━━ INPUT DATA
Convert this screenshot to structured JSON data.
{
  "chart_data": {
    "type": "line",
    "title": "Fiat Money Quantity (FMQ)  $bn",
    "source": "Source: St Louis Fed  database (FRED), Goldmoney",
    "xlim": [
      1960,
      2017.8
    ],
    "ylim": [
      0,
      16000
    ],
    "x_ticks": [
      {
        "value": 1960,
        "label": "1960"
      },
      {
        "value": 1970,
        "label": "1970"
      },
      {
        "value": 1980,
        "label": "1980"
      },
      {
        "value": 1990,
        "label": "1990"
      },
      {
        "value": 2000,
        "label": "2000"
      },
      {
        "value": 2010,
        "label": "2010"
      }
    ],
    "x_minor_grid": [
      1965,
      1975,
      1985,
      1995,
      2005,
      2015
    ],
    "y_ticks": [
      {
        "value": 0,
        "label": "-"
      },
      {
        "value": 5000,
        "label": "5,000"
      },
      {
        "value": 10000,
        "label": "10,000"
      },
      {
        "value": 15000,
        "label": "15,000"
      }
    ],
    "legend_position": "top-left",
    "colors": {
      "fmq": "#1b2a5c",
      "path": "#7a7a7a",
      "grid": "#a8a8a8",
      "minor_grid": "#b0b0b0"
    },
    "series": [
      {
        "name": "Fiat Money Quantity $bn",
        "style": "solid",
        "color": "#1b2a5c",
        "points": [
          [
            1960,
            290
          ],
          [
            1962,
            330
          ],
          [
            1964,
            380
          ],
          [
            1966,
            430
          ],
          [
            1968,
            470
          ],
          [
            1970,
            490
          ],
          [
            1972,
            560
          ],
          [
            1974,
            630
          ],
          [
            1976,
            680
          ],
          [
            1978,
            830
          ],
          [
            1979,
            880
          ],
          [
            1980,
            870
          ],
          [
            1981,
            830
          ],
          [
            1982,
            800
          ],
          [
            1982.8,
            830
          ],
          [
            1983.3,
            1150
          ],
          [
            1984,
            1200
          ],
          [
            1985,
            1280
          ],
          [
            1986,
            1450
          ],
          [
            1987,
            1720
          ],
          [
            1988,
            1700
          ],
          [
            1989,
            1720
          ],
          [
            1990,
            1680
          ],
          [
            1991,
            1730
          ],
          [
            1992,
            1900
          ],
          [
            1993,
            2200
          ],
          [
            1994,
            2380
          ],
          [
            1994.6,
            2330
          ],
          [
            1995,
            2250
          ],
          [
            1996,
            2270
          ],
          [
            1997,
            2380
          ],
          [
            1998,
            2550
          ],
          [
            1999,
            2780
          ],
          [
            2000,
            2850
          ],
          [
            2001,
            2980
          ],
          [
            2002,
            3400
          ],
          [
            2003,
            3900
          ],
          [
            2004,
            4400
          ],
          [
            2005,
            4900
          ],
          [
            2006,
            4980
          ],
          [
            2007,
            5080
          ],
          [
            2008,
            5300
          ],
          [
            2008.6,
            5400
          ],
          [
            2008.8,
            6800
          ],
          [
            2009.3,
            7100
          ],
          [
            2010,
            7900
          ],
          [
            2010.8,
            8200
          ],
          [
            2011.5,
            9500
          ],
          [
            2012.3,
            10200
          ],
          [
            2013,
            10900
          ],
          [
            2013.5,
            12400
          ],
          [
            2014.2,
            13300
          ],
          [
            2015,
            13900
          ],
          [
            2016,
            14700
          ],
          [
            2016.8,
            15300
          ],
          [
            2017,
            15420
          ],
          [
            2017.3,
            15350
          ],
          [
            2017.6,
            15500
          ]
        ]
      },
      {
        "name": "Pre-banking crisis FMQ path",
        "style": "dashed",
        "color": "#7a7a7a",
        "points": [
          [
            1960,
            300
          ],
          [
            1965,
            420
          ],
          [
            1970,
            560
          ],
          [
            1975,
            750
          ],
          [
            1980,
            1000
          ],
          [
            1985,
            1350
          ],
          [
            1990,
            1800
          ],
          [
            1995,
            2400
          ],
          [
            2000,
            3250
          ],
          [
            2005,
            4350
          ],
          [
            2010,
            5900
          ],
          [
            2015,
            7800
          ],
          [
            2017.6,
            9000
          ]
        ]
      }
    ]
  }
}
━━━━
§ **SHORT EXERCISE**: Extract the complete set of records unchanged.

§ **FULL SOLUTION**:
Convert this screenshot to structured JSON data.
{
  "chart_data": {
    "type": "line",
    "title": "Fiat Money Quantity (FMQ)  $bn",
    "source": "Source: St Louis Fed  database (FRED), Goldmoney",
    "xlim": [
      1960,
      2017.8
    ],
    "ylim": [
      0,
      16000
    ],
    "x_ticks": [
      {
        "value": 1960,
        "label": "1960"
      },
      {
        "value": 1970,
        "label": "1970"
      },
      {
        "value": 1980,
        "label": "1980"
      },
      {
        "value": 1990,
        "label": "1990"
      },
      {
        "value": 2000,
        "label": "2000"
      },
      {
        "value": 2010,
        "label": "2010"
      }
    ],
    "x_minor_grid": [
      1965,
      1975,
      1985,
      1995,
      2005,
      2015
    ],
    "y_ticks": [
      {
        "value": 0,
        "label": "-"
      },
      {
        "value": 5000,
        "label": "5,000"
      },
      {
        "value": 10000,
        "label": "10,000"
      },
      {
        "value": 15000,
        "label": "15,000"
      }
    ],
    "legend_position": "top-left",
    "colors": {
      "fmq": "#1b2a5c",
      "path": "#7a7a7a",
      "grid": "#a8a8a8",
      "minor_grid": "#b0b0b0"
    },
    "series": [
      {
        "name": "Fiat Money Quantity $bn",
        "style": "solid",
        "color": "#1b2a5c",
        "points": [
          [
            1960,
            290
          ],
          [
            1962,
            330
          ],
          [
            1964,
            380
          ],
          [
            1966,
            430
          ],
          [
            1968,
            470
          ],
          [
            1970,
            490
          ],
          [
            1972,
            560
          ],
          [
            1974,
            630
          ],
          [
            1976,
            680
          ],
          [
            1978,
            830
          ],
          [
            1979,
            880
          ],
          [
            1980,
            870
          ],
          [
            1981,
            830
          ],
          [
            1982,
            800
          ],
          [
            1982.8,
            830
          ],
          [
            1983.3,
            1150
          ],
          [
            1984,
            1200
          ],
          [
            1985,
            1280
          ],
          [
            1986,
            1450
          ],
          [
            1987,
            1720
          ],
          [
            1988,
            1700
          ],
          [
            1989,
            1720
          ],
          [
            1990,
            1680
          ],
          [
            1991,
            1730
          ],
          [
            1992,
            1900
          ],
          [
            1993,
            2200
          ],
          [
            1994,
            2380
          ],
          [
            1994.6,
            2330
          ],
          [
            1995,
            2250
          ],
          [
            1996,
            2270
          ],
          [
            1997,
            2380
          ],
          [
            1998,
            2550
          ],
          [
            1999,
            2780
          ],
          [
            2000,
            2850
          ],
          [
            2001,
            2980
          ],
          [
            2002,
            3400
          ],
          [
            2003,
            3900
          ],
          [
            2004,
            4400
          ],
          [
            2005,
            4900
          ],
          [
            2006,
            4980
          ],
          [
            2007,
            5080
          ],
          [
            2008,
            5300
          ],
          [
            2008.6,
            5400
          ],
          [
            2008.8,
            6800
          ],
          [
            2009.3,
            7100
          ],
          [
            2010,
            7900
          ],
          [
            2010.8,
            8200
          ],
          [
            2011.5,
            9500
          ],
          [
            2012.3,
            10200
          ],
          [
            2013,
            10900
          ],
          [
            2013.5,
            12400
          ],
          [
            2014.2,
            13300
          ],
          [
            2015,
            13900
          ],
          [
            2016,
            14700
          ],
          [
            2016.8,
            15300
          ],
          [
            2017,
            15420
          ],
          [
            2017.3,
            15350
          ],
          [
            2017.6,
            15500
          ]
        ]
      },
      {
        "name": "Pre-banking crisis FMQ path",
        "style": "dashed",
        "color": "#7a7a7a",
        "points": [
          [
            1960,
            300
          ],
          [
            1965,
            420
          ],
          [
            1970,
            560
          ],
          [
            1975,
            750
          ],
          [
            1980,
            1000
          ],
          [
            1985,
            1350
          ],
          [
            1990,
            1800
          ],
          [
            1995,
            2400
          ],
          [
            2000,
            3250
          ],
          [
            2005,
            4350
          ],
          [
            2010,
            5900
          ],
          [
            2015,
            7800
          ],
          [
            2017.6,
            9000
          ]
        ]
      }
    ]
  }
}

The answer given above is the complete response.